▶ _EXERCISE INPUT_
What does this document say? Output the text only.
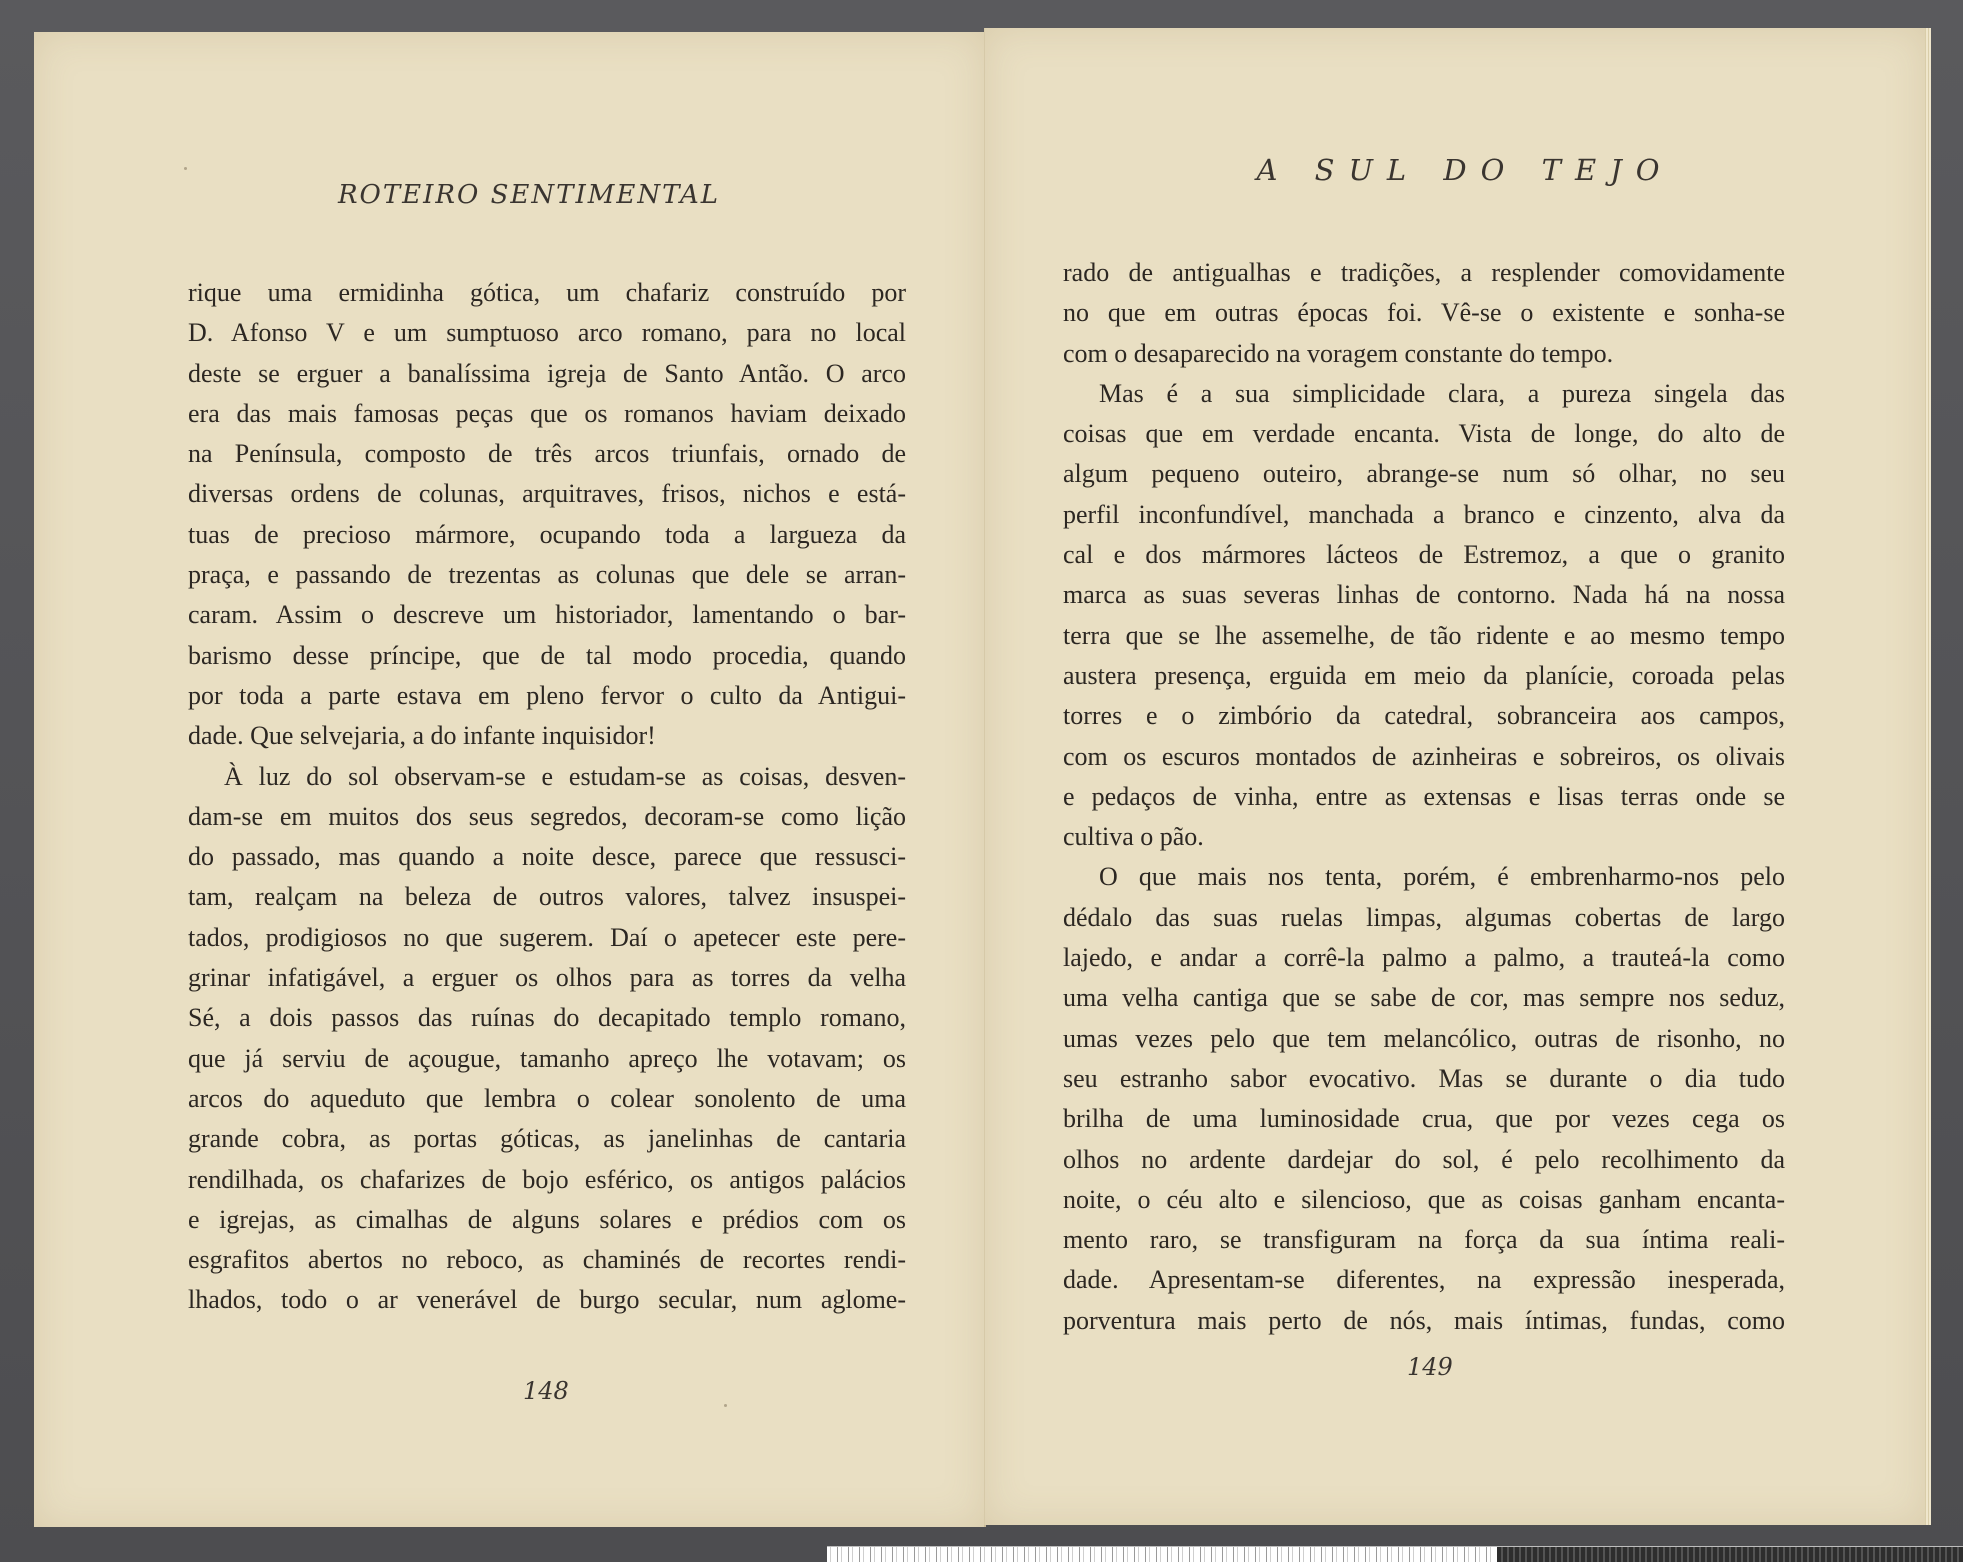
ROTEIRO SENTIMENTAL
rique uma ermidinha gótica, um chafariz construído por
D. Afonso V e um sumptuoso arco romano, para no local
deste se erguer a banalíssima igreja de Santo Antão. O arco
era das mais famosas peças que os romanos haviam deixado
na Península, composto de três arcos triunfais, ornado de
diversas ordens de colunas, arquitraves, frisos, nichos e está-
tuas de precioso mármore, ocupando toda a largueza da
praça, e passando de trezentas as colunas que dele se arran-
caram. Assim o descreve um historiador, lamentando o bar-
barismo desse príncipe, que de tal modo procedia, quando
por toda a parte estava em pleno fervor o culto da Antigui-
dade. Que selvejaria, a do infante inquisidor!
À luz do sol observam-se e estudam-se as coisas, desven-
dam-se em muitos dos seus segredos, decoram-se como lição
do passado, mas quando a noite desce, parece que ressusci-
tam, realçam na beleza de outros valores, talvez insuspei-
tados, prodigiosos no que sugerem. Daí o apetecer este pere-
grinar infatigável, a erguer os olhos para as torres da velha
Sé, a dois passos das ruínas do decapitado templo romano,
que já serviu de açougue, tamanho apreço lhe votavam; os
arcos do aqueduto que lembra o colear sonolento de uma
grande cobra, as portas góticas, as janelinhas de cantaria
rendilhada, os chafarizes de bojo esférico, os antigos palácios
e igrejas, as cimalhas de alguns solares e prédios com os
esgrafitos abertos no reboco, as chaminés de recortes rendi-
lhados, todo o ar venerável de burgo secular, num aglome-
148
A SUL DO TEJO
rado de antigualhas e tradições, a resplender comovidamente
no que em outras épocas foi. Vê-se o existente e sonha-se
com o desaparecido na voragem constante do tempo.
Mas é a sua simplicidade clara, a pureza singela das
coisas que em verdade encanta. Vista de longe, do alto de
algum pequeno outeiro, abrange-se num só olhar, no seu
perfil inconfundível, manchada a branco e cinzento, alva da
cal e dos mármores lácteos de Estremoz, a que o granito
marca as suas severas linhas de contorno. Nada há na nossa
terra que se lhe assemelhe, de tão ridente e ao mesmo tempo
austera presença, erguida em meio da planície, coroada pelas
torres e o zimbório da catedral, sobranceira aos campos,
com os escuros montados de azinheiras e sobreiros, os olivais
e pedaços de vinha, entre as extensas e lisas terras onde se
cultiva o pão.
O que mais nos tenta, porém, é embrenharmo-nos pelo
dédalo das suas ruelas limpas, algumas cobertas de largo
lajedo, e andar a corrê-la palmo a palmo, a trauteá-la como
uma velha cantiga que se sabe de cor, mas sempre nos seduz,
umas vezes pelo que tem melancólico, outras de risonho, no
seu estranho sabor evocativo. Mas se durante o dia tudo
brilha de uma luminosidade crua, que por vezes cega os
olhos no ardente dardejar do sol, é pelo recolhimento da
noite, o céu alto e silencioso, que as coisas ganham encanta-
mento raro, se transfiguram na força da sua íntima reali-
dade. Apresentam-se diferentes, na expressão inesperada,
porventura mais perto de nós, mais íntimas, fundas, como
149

▶ _THE EXERCISE_
Extract all lines from the data in which "noite" is found.

▶ _WRITTEN SOLUTION_
do passado, mas quando a noite desce, parece que ressusci-
noite, o céu alto e silencioso, que as coisas ganham encanta-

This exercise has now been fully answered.